#### [WRITTEN PROBLEM]
Each line that holds the word "color" counts once; report how many lines do so and nothing else.

#### [SUPPLIED RECORDS]
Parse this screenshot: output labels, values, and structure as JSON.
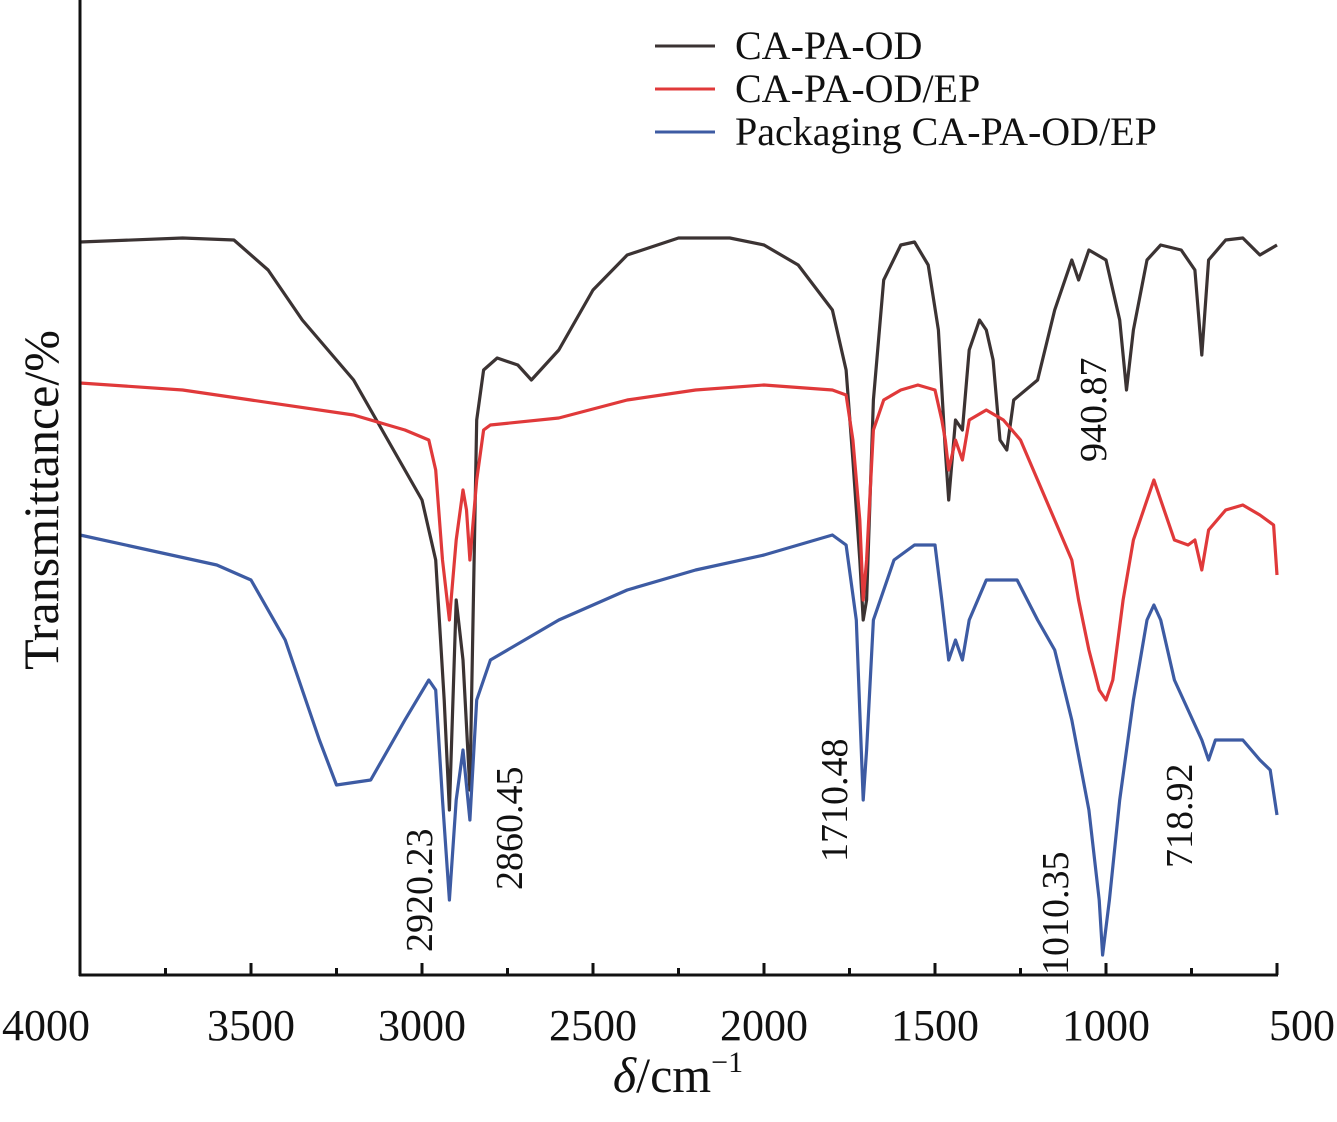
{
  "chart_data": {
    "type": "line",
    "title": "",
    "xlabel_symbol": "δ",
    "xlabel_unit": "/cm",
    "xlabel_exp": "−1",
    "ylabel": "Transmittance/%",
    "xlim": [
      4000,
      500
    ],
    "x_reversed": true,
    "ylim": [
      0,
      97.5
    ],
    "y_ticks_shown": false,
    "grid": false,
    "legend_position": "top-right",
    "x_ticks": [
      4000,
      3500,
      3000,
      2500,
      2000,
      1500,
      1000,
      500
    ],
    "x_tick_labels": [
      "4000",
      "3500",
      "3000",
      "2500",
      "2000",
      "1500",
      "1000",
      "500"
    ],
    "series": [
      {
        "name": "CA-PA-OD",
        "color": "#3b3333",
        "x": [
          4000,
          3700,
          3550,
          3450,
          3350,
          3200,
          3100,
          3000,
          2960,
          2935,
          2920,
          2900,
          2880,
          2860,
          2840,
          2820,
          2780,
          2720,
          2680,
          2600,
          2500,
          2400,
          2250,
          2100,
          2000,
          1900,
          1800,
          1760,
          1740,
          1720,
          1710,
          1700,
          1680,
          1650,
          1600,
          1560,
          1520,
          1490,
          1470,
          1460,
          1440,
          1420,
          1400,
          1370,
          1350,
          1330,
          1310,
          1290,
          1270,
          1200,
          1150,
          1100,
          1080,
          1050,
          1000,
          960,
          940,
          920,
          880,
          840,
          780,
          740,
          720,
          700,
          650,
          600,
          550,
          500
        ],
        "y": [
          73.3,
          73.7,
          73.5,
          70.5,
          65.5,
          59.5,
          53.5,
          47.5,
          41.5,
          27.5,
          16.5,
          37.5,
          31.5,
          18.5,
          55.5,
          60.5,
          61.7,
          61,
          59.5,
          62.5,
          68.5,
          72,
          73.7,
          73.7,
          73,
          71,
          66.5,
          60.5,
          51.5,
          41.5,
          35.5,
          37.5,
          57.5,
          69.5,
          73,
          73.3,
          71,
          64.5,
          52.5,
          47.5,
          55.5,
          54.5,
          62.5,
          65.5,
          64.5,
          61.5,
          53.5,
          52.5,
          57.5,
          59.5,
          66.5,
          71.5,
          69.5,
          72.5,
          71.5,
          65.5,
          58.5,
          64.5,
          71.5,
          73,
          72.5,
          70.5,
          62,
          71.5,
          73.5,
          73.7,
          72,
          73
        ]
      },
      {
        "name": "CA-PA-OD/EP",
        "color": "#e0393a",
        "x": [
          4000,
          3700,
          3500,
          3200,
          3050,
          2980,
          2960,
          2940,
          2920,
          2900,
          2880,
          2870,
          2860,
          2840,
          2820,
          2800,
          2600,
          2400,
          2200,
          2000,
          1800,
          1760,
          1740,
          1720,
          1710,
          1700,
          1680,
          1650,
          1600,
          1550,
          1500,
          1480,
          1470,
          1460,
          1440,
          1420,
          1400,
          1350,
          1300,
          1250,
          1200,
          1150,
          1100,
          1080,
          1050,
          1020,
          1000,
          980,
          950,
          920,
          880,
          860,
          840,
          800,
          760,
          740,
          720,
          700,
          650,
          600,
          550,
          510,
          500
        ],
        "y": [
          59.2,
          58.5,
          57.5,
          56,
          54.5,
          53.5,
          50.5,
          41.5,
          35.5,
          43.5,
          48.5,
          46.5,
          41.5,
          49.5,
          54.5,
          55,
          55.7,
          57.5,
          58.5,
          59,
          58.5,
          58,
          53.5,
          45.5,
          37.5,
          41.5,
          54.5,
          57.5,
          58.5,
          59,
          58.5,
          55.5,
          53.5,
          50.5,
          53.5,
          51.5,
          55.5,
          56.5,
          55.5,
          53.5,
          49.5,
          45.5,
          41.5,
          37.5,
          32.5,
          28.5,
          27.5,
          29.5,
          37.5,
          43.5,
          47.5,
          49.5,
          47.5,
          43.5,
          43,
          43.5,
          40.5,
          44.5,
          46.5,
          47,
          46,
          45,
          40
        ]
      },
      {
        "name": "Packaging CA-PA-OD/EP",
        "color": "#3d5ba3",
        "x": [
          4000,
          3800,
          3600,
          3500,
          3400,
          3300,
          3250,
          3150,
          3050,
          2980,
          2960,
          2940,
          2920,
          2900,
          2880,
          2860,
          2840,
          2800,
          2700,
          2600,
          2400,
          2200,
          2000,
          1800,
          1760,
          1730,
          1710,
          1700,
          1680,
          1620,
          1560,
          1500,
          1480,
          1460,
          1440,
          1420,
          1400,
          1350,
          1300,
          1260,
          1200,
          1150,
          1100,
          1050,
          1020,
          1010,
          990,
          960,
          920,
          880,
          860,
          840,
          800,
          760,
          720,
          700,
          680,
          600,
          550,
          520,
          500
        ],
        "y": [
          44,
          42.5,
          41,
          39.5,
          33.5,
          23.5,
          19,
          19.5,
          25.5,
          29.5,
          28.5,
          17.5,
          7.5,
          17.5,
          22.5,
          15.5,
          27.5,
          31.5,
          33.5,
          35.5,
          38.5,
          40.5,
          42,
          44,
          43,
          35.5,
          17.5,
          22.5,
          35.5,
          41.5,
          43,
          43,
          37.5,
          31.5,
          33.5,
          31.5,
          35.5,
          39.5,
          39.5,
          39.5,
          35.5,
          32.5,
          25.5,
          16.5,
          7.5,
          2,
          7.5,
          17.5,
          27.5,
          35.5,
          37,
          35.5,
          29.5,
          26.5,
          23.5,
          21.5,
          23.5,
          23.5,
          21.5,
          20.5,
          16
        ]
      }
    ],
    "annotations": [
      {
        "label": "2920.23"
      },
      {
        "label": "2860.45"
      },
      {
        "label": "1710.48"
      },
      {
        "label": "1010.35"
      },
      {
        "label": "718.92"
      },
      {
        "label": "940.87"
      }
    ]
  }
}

--

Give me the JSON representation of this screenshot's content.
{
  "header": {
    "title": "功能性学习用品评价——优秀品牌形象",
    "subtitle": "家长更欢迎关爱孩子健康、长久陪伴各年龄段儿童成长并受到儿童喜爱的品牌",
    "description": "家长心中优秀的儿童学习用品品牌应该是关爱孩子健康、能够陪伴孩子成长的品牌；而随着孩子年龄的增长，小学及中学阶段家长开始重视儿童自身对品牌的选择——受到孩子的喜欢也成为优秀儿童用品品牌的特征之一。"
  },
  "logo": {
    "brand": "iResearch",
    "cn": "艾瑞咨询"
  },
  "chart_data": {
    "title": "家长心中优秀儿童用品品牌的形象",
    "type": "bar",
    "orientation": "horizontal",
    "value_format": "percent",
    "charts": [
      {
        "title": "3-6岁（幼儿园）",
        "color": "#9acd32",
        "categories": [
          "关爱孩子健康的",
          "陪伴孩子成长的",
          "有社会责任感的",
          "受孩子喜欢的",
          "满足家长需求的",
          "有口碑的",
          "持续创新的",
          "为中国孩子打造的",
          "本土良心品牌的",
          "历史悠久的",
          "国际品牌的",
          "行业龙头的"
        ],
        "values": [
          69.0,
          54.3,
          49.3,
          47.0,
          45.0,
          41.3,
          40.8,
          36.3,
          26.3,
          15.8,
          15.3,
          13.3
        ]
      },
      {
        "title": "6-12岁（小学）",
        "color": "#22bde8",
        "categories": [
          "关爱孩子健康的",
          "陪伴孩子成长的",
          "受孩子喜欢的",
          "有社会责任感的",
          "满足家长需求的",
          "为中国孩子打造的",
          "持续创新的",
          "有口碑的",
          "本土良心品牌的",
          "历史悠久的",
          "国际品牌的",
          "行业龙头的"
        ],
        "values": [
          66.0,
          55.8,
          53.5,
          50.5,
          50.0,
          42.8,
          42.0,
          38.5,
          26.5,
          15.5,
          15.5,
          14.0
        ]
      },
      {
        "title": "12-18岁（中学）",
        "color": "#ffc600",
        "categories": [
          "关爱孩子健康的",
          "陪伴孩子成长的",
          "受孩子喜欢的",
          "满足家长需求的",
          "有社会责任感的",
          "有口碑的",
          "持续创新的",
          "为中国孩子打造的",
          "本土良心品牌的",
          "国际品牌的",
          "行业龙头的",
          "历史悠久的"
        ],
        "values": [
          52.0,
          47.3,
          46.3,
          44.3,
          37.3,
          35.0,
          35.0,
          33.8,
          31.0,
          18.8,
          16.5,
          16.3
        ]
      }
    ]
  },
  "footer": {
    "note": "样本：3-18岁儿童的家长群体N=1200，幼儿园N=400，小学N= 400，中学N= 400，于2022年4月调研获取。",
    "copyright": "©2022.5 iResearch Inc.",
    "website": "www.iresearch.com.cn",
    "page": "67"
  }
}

--

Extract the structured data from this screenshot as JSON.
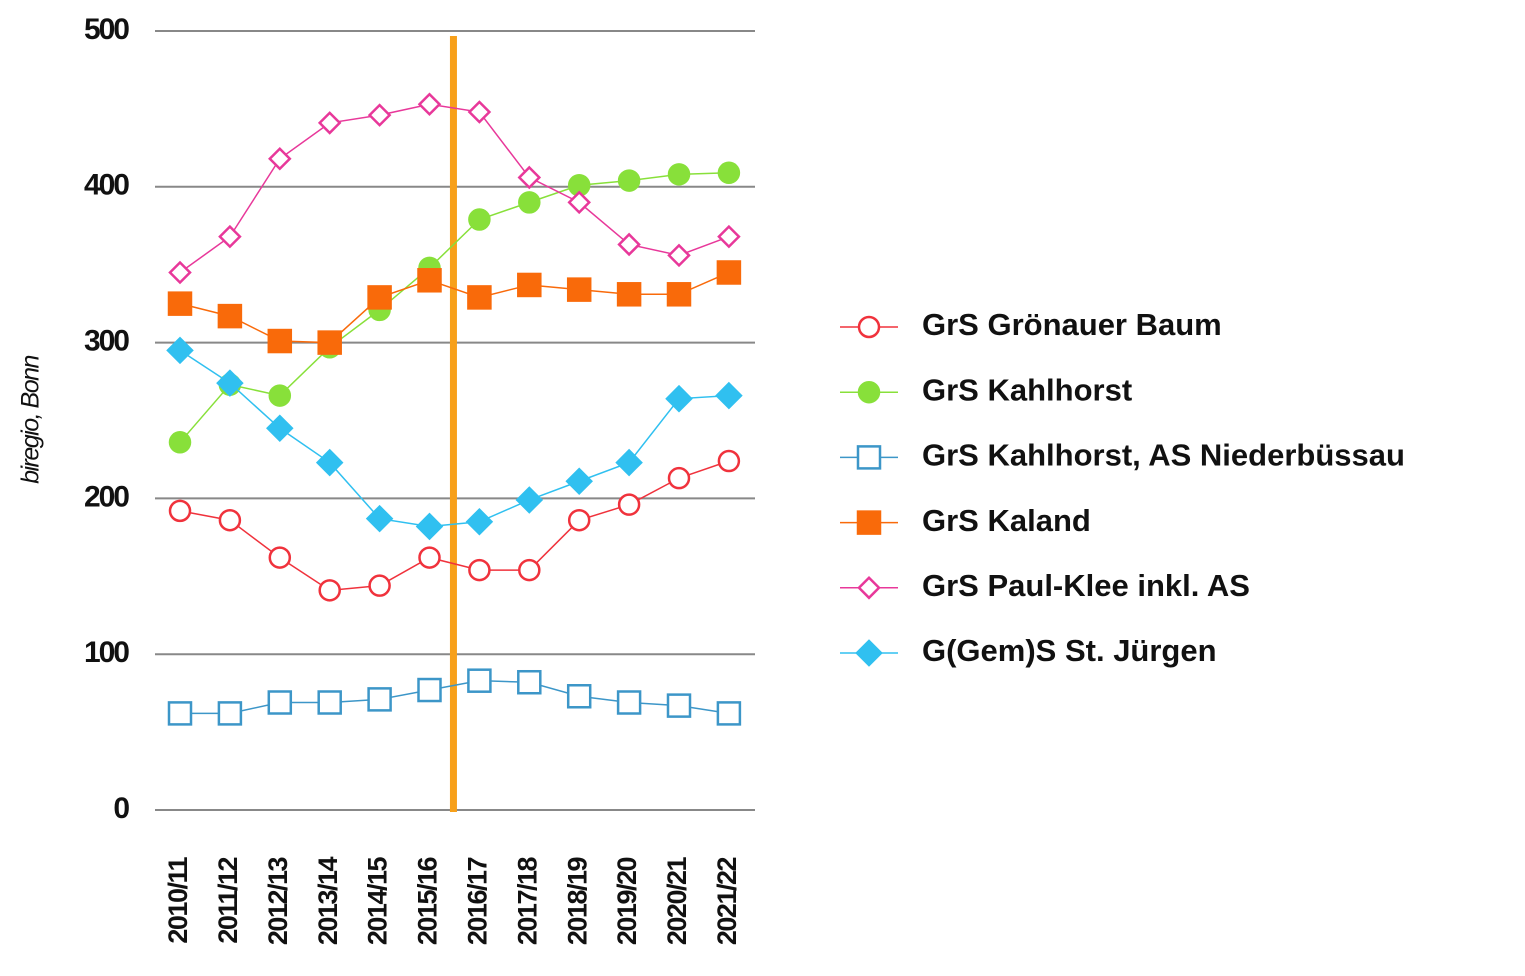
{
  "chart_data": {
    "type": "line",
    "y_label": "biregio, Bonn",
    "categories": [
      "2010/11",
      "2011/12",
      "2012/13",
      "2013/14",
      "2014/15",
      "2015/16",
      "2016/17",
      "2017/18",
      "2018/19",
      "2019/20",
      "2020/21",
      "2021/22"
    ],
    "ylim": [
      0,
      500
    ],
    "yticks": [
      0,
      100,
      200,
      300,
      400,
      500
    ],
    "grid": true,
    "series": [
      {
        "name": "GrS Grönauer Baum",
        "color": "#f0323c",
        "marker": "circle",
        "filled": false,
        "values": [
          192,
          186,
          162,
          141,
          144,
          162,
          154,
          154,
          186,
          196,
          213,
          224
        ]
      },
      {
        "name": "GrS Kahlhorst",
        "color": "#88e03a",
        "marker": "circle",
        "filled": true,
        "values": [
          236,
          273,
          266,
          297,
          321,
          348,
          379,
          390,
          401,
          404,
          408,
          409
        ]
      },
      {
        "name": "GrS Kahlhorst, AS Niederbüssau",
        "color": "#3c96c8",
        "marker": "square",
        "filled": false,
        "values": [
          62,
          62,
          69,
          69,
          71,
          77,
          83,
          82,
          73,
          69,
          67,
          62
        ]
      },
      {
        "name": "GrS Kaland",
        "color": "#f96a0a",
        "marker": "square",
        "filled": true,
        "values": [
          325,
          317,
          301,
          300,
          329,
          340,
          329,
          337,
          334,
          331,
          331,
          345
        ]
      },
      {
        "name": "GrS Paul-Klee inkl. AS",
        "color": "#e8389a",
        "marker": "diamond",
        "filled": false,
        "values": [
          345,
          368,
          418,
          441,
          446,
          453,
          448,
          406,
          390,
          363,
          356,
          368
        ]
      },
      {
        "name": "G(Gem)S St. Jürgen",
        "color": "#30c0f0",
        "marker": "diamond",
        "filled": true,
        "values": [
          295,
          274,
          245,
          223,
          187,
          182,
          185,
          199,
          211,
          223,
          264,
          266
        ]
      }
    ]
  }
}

#### [FINAL ANSWER]
12